Repeat every entry word for word, but leave the images out of your copy.

Figure record listings:
------------------------

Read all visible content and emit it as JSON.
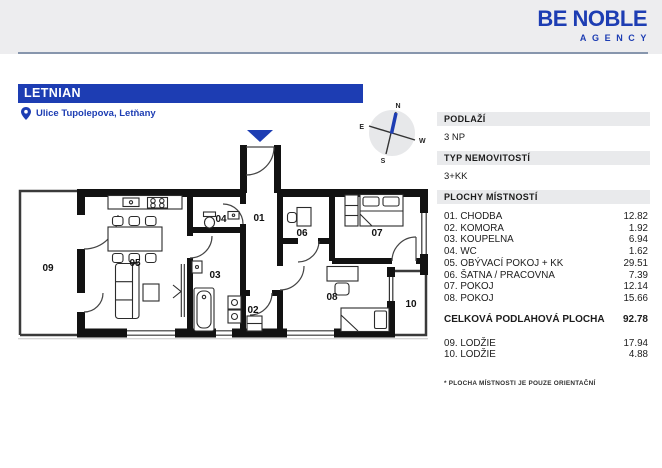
{
  "colors": {
    "accent": "#1d3db3",
    "header_band": "#ededef",
    "divider_line": "#8796ad",
    "section_bar": "#e9eaec",
    "wall": "#121212"
  },
  "header": {
    "brand_line1": "BE NOBLE",
    "brand_line2": "AGENCY"
  },
  "listing": {
    "title": "LETNIAN",
    "address": "Ulice Tupolepova, Letňany"
  },
  "compass": {
    "n": "N",
    "e": "E",
    "s": "S",
    "w": "W"
  },
  "floorplan": {
    "labels": {
      "r01": "01",
      "r02": "02",
      "r03": "03",
      "r04": "04",
      "r05": "05",
      "r06": "06",
      "r07": "07",
      "r08": "08",
      "r09": "09",
      "r10": "10"
    }
  },
  "panel": {
    "floor_label": "PODLAŽÍ",
    "floor_value": "3 NP",
    "type_label": "TYP NEMOVITOSTÍ",
    "type_value": "3+KK",
    "rooms_label": "PLOCHY MÍSTNOSTÍ",
    "rooms": [
      {
        "name": "01. CHODBA",
        "area": "12.82"
      },
      {
        "name": "02. KOMORA",
        "area": "1.92"
      },
      {
        "name": "03. KOUPELNA",
        "area": "6.94"
      },
      {
        "name": "04. WC",
        "area": "1.62"
      },
      {
        "name": "05. OBÝVACÍ POKOJ + KK",
        "area": "29.51"
      },
      {
        "name": "06. ŠATNA / PRACOVNA",
        "area": "7.39"
      },
      {
        "name": "07. POKOJ",
        "area": "12.14"
      },
      {
        "name": "08. POKOJ",
        "area": "15.66"
      }
    ],
    "total_label": "CELKOVÁ PODLAHOVÁ PLOCHA",
    "total_value": "92.78",
    "balconies": [
      {
        "name": "09. LODŽIE",
        "area": "17.94"
      },
      {
        "name": "10. LODŽIE",
        "area": "4.88"
      }
    ],
    "footnote": "* PLOCHA MÍSTNOSTI JE POUZE ORIENTAČNÍ"
  }
}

------------------------

> **TASK RESPONSE**
Read all visible content and emit it as JSON.
{
  "colors": {
    "accent": "#1d3db3",
    "header_band": "#ededef",
    "divider_line": "#8796ad",
    "section_bar": "#e9eaec",
    "wall": "#121212"
  },
  "header": {
    "brand_line1": "BE NOBLE",
    "brand_line2": "AGENCY"
  },
  "listing": {
    "title": "LETNIAN",
    "address": "Ulice Tupolepova, Letňany"
  },
  "compass": {
    "n": "N",
    "e": "E",
    "s": "S",
    "w": "W"
  },
  "floorplan": {
    "labels": {
      "r01": "01",
      "r02": "02",
      "r03": "03",
      "r04": "04",
      "r05": "05",
      "r06": "06",
      "r07": "07",
      "r08": "08",
      "r09": "09",
      "r10": "10"
    }
  },
  "panel": {
    "floor_label": "PODLAŽÍ",
    "floor_value": "3 NP",
    "type_label": "TYP NEMOVITOSTÍ",
    "type_value": "3+KK",
    "rooms_label": "PLOCHY MÍSTNOSTÍ",
    "rooms": [
      {
        "name": "01. CHODBA",
        "area": "12.82"
      },
      {
        "name": "02. KOMORA",
        "area": "1.92"
      },
      {
        "name": "03. KOUPELNA",
        "area": "6.94"
      },
      {
        "name": "04. WC",
        "area": "1.62"
      },
      {
        "name": "05. OBÝVACÍ POKOJ + KK",
        "area": "29.51"
      },
      {
        "name": "06. ŠATNA / PRACOVNA",
        "area": "7.39"
      },
      {
        "name": "07. POKOJ",
        "area": "12.14"
      },
      {
        "name": "08. POKOJ",
        "area": "15.66"
      }
    ],
    "total_label": "CELKOVÁ PODLAHOVÁ PLOCHA",
    "total_value": "92.78",
    "balconies": [
      {
        "name": "09. LODŽIE",
        "area": "17.94"
      },
      {
        "name": "10. LODŽIE",
        "area": "4.88"
      }
    ],
    "footnote": "* PLOCHA MÍSTNOSTI JE POUZE ORIENTAČNÍ"
  }
}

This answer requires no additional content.